++++ GIVEN INFORMATION

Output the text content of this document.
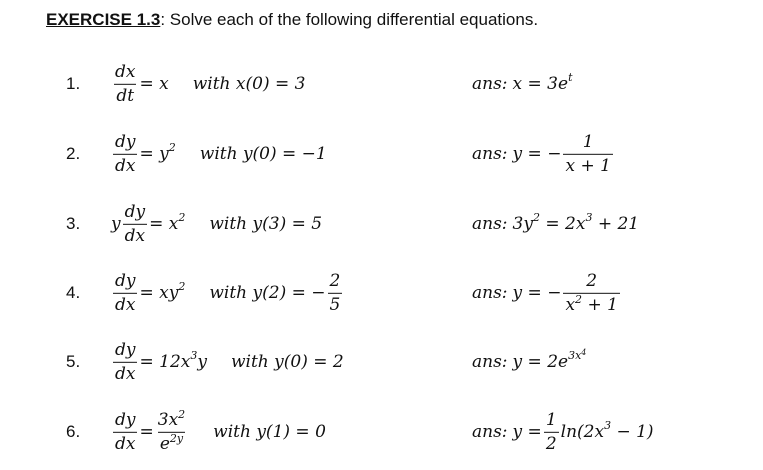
EXERCISE 1.3: Solve each of the following differential equations.
1. $\frac{dx}{dt} = x$ with x(0) = 3	ans: x = 3e t
2. $\frac{dy}{dx} = y$ 2 with y(0) = −1	ans: y = − $\frac{1}{x + 1}$
3. y $\frac{dy}{dx} = x$ 2 with y(3) = 5	ans: 3y 2 = 2x 3 + 21
4. $\frac{dy}{dx}$ = xy 2 with y(2) = − $\frac{2}{5}$	ans: y = − $\frac{2}{x^2 + 1}$
5. $\frac{dy}{dx} = 12x$ 3 y with y(0) = 2	ans: y = 2e $3x^4$
6. $\frac{dy}{dx} = \frac{3x^2}{e^{2y}}$ with y(1) = 0	ans: $y = \frac{1}{2} \ln(2x$ 3 − 1)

++++++++

▶ **EXERCISE INSTRUCTIONS**: Pull out all lines containing the word "with" from the entries above.

▶ **EXERCISE RESULT**:
1. $\frac{dx}{dt} = x$ with x(0) = 3	ans: x = 3e t
2. $\frac{dy}{dx} = y$ 2 with y(0) = −1	ans: y = − $\frac{1}{x + 1}$
3. y $\frac{dy}{dx} = x$ 2 with y(3) = 5	ans: 3y 2 = 2x 3 + 21
4. $\frac{dy}{dx}$ = xy 2 with y(2) = − $\frac{2}{5}$	ans: y = − $\frac{2}{x^2 + 1}$
5. $\frac{dy}{dx} = 12x$ 3 y with y(0) = 2	ans: y = 2e $3x^4$
6. $\frac{dy}{dx} = \frac{3x^2}{e^{2y}}$ with y(1) = 0	ans: $y = \frac{1}{2} \ln(2x$ 3 − 1)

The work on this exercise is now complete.